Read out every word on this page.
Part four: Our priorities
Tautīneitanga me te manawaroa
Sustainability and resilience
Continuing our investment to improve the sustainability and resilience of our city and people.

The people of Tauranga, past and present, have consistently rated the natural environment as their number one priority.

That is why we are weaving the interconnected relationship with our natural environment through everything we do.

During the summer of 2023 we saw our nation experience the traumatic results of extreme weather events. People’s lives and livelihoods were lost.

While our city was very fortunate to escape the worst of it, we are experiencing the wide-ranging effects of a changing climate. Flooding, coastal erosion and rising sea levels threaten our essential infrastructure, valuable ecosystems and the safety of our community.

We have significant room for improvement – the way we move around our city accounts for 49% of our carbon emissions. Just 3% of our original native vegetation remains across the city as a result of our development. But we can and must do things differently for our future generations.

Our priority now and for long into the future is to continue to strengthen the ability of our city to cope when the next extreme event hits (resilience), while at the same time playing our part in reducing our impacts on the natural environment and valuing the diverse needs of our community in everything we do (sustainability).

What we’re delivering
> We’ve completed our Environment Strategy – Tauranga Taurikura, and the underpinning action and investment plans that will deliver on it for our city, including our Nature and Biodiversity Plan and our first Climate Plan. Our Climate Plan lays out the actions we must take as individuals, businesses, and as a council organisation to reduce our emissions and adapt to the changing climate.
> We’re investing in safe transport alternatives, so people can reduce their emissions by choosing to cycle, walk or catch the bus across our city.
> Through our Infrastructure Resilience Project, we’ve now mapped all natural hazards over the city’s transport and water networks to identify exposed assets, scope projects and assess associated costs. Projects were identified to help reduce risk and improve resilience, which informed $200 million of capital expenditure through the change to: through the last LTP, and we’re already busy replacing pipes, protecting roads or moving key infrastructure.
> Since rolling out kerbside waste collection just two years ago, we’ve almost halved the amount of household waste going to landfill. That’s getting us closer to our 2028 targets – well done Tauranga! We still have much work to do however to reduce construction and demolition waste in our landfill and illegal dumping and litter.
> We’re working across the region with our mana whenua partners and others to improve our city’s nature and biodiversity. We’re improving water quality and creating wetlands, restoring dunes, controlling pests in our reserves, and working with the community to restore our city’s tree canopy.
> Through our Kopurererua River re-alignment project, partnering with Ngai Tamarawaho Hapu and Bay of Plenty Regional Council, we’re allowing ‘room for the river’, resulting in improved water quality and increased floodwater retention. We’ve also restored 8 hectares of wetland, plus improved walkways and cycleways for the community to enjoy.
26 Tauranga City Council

*Work to complete*: List all lines where "future" occurs.

*Task answer*:
We have significant room for improvement – the way we move around our city accounts for 49% of our carbon emissions. Just 3% of our original native vegetation remains across the city as a result of our development. But we can and must do things differently for our future generations.
Our priority now and for long into the future is to continue to strengthen the ability of our city to cope when the next extreme event hits (resilience), while at the same time playing our part in reducing our impacts on the natural environment and valuing the diverse needs of our community in everything we do (sustainability).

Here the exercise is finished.